WHAT YOU HAVE TO DO. Reproduce word for word the data from its first line up to and including the line containing "row-type1-cell[interactable] [1671,397,1891,414]".
## begin INPUT ROWS
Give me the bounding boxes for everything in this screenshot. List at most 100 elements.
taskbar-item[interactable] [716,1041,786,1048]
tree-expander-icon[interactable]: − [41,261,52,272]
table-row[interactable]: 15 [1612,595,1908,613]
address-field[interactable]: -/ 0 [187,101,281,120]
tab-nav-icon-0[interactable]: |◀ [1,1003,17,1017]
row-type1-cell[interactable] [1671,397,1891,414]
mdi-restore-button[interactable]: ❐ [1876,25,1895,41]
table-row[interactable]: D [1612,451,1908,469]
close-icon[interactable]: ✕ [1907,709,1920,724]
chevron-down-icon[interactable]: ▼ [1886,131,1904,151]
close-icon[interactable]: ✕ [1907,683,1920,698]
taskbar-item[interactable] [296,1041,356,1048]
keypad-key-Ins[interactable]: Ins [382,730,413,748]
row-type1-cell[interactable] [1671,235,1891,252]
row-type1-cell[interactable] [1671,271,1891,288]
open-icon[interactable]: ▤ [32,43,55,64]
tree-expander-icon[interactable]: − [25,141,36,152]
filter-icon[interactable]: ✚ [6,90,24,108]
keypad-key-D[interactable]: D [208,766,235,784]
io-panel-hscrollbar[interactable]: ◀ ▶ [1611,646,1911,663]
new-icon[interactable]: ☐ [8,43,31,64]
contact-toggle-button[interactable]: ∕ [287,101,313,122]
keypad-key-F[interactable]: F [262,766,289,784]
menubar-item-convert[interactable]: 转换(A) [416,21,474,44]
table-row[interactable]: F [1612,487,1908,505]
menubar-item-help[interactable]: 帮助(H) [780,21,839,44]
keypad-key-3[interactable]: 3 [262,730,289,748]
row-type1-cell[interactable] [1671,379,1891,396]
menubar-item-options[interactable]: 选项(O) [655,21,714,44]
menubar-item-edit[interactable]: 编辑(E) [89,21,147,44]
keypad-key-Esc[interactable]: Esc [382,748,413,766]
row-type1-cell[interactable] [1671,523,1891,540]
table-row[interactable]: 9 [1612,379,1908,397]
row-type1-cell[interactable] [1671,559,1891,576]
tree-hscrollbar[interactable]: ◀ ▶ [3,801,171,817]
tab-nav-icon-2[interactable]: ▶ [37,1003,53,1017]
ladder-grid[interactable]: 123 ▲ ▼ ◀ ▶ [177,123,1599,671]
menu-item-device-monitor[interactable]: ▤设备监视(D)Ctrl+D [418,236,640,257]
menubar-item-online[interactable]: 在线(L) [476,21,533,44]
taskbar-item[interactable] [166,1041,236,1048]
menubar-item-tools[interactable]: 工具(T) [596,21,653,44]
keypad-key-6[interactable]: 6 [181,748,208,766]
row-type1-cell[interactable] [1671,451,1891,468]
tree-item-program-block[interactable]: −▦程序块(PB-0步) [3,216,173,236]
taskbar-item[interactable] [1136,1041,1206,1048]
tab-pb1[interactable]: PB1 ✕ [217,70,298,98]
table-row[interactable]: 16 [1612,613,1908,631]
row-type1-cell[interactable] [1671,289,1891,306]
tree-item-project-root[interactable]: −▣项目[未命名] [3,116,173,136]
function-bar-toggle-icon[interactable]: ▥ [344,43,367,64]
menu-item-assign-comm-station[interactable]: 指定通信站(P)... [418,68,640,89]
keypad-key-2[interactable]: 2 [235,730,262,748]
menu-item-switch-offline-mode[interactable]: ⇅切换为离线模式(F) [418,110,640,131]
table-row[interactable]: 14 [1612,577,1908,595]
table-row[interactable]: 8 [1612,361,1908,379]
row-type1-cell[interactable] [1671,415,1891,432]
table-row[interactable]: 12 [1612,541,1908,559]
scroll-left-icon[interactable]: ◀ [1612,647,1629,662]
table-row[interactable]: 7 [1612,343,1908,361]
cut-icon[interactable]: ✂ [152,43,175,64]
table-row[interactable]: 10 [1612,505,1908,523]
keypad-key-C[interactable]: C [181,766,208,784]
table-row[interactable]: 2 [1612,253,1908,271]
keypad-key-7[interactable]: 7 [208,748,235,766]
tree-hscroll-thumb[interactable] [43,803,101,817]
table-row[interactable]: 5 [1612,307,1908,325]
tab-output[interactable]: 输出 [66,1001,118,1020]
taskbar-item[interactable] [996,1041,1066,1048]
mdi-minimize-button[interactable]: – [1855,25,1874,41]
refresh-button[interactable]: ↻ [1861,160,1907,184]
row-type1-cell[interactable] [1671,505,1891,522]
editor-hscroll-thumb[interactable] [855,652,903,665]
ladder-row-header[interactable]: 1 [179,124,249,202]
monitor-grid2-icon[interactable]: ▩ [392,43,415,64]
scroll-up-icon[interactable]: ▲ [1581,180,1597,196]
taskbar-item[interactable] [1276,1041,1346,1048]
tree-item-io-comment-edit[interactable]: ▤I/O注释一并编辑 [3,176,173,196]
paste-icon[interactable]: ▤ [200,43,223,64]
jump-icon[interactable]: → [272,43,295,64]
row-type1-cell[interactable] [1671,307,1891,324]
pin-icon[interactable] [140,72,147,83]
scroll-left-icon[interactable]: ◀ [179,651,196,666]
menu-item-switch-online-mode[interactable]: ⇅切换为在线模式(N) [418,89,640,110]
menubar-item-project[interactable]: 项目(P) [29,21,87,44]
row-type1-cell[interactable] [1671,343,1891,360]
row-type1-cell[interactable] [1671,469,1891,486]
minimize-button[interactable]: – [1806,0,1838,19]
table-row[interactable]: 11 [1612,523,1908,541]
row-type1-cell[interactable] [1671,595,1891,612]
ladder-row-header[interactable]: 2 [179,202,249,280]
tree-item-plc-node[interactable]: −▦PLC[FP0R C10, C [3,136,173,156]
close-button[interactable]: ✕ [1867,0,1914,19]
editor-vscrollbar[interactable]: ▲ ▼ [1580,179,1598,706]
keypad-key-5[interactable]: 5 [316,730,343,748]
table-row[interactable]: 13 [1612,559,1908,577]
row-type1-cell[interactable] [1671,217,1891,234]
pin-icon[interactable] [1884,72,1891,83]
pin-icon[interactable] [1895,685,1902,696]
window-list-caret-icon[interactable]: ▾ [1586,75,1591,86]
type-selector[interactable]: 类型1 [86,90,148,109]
## end INPUT ROWS
CORRECT ANSWER.
Give me the bounding boxes for everything in this screenshot. List at most 100 elements.
taskbar-item[interactable] [716,1041,786,1048]
tree-expander-icon[interactable]: − [41,261,52,272]
table-row[interactable]: 15 [1612,595,1908,613]
address-field[interactable]: -/ 0 [187,101,281,120]
tab-nav-icon-0[interactable]: |◀ [1,1003,17,1017]
row-type1-cell[interactable] [1671,397,1891,414]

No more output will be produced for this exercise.